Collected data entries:
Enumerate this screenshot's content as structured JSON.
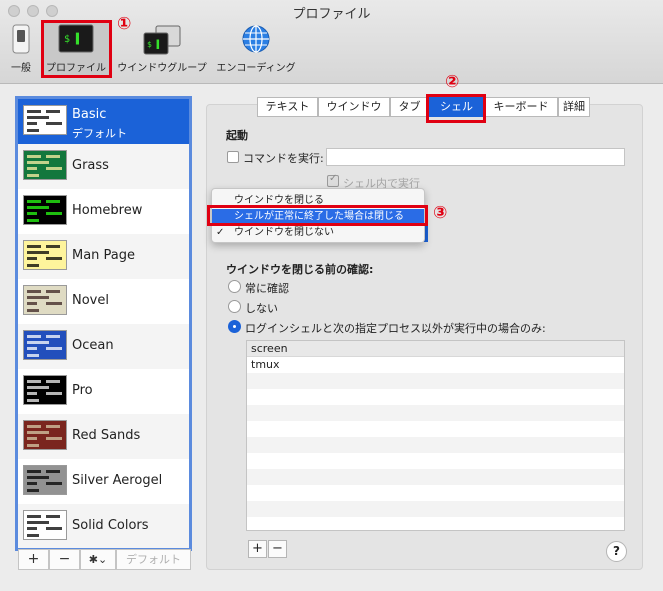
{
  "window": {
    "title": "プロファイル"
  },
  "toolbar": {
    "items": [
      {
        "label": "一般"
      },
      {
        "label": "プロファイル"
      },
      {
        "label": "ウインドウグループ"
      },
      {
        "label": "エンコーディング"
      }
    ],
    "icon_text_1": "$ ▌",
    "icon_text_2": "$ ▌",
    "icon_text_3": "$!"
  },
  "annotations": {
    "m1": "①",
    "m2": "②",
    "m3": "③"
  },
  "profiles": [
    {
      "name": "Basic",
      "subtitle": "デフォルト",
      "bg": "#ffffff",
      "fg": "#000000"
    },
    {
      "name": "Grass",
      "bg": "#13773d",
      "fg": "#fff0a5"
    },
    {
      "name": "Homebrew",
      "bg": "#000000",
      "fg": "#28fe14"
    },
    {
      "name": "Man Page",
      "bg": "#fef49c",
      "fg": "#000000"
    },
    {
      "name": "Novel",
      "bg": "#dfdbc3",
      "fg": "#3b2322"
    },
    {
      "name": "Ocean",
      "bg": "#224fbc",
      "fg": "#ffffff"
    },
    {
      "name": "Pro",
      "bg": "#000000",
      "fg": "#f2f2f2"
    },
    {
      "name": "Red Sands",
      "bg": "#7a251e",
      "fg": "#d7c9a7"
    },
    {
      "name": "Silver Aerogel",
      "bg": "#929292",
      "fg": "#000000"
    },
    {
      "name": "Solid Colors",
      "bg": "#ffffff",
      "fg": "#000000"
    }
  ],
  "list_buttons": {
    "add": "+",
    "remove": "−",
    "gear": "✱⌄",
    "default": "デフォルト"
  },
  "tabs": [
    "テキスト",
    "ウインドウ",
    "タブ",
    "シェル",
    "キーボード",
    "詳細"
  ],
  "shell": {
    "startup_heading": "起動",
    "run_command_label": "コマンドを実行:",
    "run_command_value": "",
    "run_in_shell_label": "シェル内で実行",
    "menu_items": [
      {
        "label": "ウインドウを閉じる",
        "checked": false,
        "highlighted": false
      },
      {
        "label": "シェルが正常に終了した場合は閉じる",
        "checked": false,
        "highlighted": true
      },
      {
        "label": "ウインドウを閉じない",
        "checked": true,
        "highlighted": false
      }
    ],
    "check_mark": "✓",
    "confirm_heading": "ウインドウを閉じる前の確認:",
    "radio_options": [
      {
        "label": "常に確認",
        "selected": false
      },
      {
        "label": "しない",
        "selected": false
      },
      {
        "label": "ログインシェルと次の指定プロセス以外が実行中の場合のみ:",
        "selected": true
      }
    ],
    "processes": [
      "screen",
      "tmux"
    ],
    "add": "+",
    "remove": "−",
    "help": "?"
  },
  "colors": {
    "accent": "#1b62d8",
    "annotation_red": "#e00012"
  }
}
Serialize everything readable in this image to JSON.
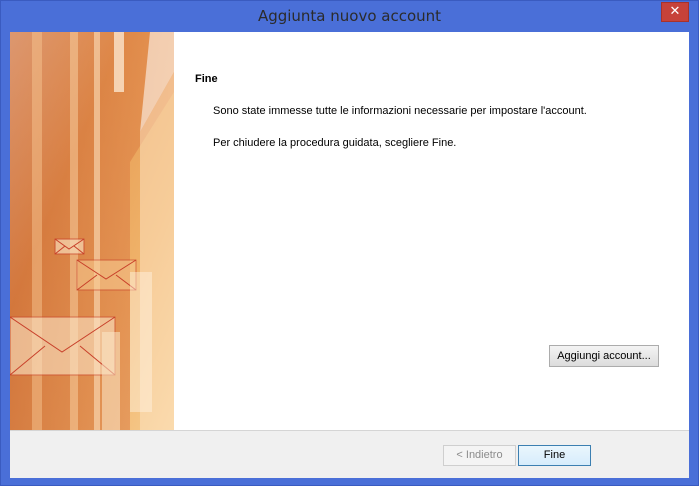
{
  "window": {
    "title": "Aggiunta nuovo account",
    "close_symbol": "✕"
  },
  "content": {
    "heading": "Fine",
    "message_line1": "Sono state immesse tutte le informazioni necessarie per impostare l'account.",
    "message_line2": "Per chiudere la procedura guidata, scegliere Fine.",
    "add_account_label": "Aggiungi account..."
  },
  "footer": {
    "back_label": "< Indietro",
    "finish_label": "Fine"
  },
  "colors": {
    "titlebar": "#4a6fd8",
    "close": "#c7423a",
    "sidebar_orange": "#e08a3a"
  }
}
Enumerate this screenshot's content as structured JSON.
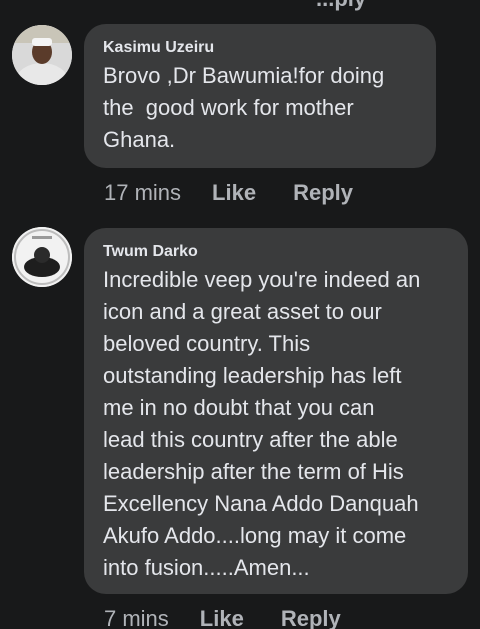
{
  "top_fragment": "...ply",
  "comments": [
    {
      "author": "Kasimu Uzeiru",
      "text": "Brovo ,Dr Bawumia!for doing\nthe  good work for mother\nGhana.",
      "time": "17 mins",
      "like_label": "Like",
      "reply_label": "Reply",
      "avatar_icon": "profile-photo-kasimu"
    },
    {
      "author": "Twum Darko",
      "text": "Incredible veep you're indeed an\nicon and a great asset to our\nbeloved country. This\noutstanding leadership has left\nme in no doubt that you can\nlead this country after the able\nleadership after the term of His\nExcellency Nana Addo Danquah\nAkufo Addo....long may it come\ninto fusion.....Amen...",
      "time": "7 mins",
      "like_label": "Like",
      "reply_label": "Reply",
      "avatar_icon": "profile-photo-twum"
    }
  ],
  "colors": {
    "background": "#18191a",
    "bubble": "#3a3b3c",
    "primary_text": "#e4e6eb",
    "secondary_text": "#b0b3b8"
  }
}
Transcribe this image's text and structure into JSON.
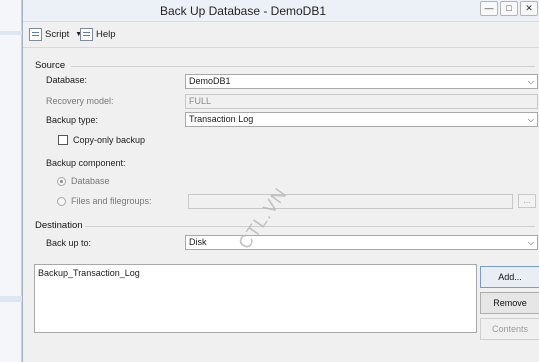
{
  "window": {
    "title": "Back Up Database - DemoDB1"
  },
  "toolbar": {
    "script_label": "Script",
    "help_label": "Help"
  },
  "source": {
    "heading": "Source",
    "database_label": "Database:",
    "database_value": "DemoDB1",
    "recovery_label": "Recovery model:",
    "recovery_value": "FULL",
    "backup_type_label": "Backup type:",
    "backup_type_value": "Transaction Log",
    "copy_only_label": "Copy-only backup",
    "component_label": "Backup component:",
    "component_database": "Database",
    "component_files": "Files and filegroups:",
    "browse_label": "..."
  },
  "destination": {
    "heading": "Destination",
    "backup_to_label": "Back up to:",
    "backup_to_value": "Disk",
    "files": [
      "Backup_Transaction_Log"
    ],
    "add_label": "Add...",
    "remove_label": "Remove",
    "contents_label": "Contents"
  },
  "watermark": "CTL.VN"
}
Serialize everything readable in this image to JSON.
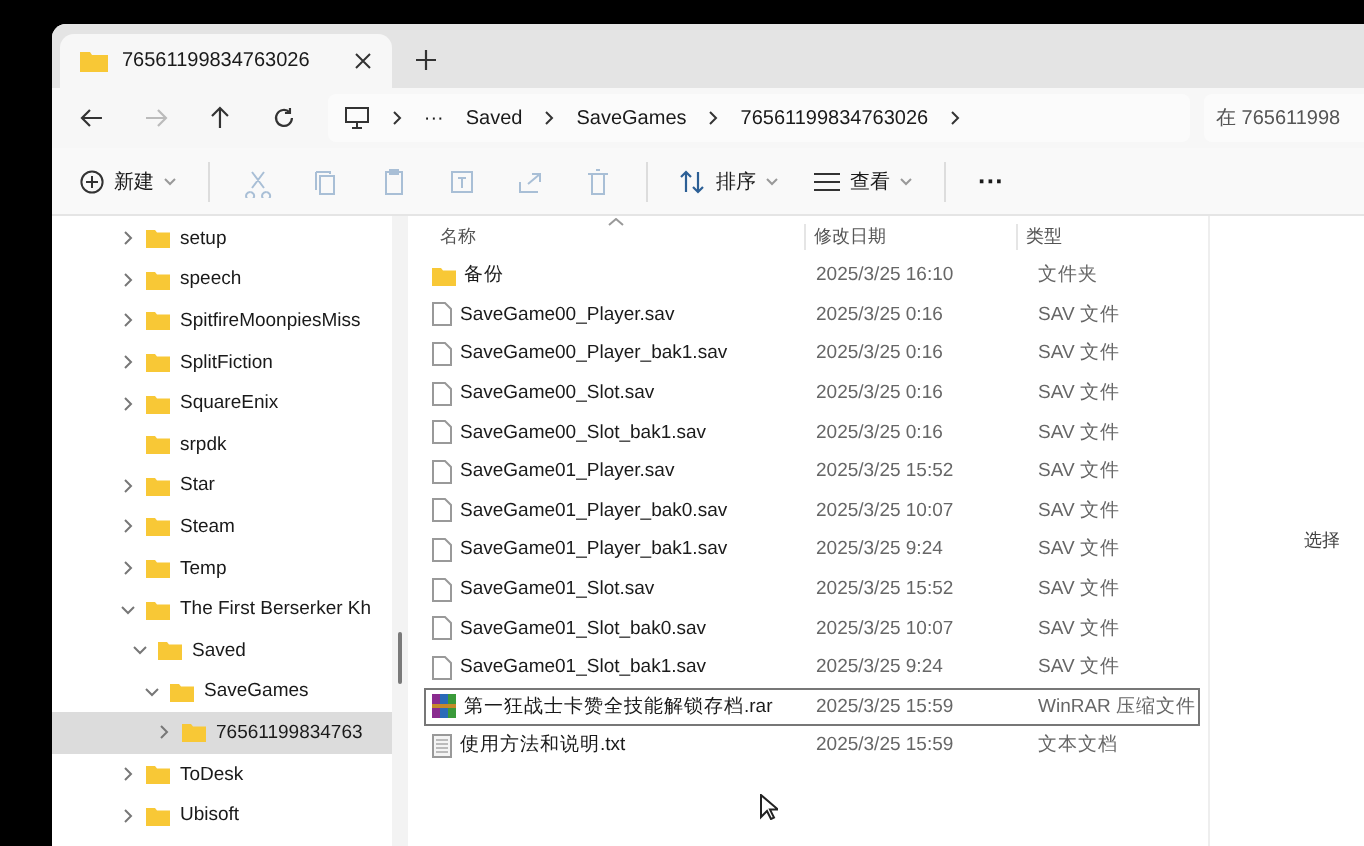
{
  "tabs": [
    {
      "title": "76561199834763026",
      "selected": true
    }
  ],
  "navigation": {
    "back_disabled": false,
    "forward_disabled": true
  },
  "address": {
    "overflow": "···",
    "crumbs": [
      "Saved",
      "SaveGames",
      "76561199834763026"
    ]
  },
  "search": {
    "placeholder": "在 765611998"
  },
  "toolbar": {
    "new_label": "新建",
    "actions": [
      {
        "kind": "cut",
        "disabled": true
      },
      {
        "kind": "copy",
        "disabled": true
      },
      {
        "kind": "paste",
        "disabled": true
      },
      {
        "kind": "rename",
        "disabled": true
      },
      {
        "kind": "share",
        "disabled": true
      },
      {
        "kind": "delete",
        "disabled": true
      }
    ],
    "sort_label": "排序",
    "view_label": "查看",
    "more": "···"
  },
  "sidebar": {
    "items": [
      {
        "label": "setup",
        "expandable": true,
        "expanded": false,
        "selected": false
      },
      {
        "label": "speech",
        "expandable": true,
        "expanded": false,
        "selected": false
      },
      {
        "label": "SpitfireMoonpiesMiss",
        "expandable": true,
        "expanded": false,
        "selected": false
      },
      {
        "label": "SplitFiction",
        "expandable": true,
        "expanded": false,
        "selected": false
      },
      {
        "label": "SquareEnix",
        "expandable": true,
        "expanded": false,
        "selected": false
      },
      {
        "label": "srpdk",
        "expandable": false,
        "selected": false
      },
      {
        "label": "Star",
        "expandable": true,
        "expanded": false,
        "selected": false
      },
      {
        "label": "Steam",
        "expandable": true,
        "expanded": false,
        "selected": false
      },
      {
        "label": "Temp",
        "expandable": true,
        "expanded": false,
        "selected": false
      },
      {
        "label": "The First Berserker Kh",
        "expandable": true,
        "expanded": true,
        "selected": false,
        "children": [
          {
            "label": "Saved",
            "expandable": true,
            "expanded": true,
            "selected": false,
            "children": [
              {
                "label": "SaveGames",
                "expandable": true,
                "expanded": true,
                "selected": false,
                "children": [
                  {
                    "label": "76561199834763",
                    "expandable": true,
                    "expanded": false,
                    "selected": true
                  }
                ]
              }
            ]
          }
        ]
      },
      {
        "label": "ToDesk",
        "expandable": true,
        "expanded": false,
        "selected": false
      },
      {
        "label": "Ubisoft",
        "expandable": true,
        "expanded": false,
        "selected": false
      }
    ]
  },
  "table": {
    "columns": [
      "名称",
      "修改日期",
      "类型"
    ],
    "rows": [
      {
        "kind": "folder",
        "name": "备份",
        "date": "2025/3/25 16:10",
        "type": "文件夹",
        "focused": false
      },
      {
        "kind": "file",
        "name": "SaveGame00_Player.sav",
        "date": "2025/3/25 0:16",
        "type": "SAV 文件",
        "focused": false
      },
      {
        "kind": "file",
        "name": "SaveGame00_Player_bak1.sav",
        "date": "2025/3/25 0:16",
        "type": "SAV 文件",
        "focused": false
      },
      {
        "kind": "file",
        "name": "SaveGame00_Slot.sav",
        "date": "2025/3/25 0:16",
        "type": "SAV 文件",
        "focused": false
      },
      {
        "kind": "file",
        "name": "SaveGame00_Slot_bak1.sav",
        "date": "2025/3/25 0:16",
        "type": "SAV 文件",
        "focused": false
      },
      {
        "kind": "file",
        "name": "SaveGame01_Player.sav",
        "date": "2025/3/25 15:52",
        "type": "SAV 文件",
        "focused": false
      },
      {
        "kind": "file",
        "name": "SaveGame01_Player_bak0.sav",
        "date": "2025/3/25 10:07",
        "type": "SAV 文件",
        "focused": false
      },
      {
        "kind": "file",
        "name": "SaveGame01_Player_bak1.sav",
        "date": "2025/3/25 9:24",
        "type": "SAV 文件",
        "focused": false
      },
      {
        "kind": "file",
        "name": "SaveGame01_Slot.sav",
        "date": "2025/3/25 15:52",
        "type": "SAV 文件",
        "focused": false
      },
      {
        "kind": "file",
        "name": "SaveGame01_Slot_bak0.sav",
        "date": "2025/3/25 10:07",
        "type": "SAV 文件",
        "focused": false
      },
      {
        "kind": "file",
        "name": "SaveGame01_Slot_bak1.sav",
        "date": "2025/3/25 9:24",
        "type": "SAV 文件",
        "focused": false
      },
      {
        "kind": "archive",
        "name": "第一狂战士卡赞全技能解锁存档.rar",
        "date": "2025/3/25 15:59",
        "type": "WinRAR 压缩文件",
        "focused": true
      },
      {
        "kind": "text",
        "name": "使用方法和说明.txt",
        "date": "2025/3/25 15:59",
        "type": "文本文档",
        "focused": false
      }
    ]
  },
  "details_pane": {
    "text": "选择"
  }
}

Short problem:
Which lines include "photo"? Copy each of them out.

Result of this task:
      "avatar_icon": "profile-photo-kasimu"
      "avatar_icon": "profile-photo-twum"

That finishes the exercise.